**Problem requirements**: Restate the full set of records exactly, without adding or dropping a word.

**Data provided**:

****************************************

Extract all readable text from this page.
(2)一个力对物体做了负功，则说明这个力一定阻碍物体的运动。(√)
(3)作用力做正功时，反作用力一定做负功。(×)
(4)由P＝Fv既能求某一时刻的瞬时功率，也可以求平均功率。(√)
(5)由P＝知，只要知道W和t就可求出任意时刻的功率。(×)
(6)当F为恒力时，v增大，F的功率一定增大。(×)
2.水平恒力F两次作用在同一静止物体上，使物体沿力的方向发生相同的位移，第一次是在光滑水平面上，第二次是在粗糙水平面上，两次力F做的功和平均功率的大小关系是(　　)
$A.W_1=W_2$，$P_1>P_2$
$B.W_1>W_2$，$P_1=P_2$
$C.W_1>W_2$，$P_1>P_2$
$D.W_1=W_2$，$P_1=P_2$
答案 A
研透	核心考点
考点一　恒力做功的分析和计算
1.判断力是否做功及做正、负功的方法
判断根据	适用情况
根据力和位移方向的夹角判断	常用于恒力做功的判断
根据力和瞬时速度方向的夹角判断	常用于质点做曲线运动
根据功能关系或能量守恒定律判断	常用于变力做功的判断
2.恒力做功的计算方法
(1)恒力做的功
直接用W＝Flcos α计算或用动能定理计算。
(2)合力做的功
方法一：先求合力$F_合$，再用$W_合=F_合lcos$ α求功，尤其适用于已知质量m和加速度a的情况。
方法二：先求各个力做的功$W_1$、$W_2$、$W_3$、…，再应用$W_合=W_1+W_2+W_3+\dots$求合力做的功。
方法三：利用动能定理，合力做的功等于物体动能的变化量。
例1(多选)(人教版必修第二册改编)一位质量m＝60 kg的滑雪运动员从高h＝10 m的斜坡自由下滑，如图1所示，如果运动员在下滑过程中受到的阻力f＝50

****************************************

**Problem solution**:
Extract all readable text from this page.
(2)一个力对物体做了负功，则说明这个力一定阻碍物体的运动。(√)
(3)作用力做正功时，反作用力一定做负功。(×)
(4)由P＝Fv既能求某一时刻的瞬时功率，也可以求平均功率。(√)
(5)由P＝知，只要知道W和t就可求出任意时刻的功率。(×)
(6)当F为恒力时，v增大，F的功率一定增大。(×)
2.水平恒力F两次作用在同一静止物体上，使物体沿力的方向发生相同的位移，第一次是在光滑水平面上，第二次是在粗糙水平面上，两次力F做的功和平均功率的大小关系是(　　)
$A.W_1=W_2$，$P_1>P_2$
$B.W_1>W_2$，$P_1=P_2$
$C.W_1>W_2$，$P_1>P_2$
$D.W_1=W_2$，$P_1=P_2$
答案 A
研透	核心考点
考点一　恒力做功的分析和计算
1.判断力是否做功及做正、负功的方法
判断根据	适用情况
根据力和位移方向的夹角判断	常用于恒力做功的判断
根据力和瞬时速度方向的夹角判断	常用于质点做曲线运动
根据功能关系或能量守恒定律判断	常用于变力做功的判断
2.恒力做功的计算方法
(1)恒力做的功
直接用W＝Flcos α计算或用动能定理计算。
(2)合力做的功
方法一：先求合力$F_合$，再用$W_合=F_合lcos$ α求功，尤其适用于已知质量m和加速度a的情况。
方法二：先求各个力做的功$W_1$、$W_2$、$W_3$、…，再应用$W_合=W_1+W_2+W_3+\dots$求合力做的功。
方法三：利用动能定理，合力做的功等于物体动能的变化量。
例1(多选)(人教版必修第二册改编)一位质量m＝60 kg的滑雪运动员从高h＝10 m的斜坡自由下滑，如图1所示，如果运动员在下滑过程中受到的阻力f＝50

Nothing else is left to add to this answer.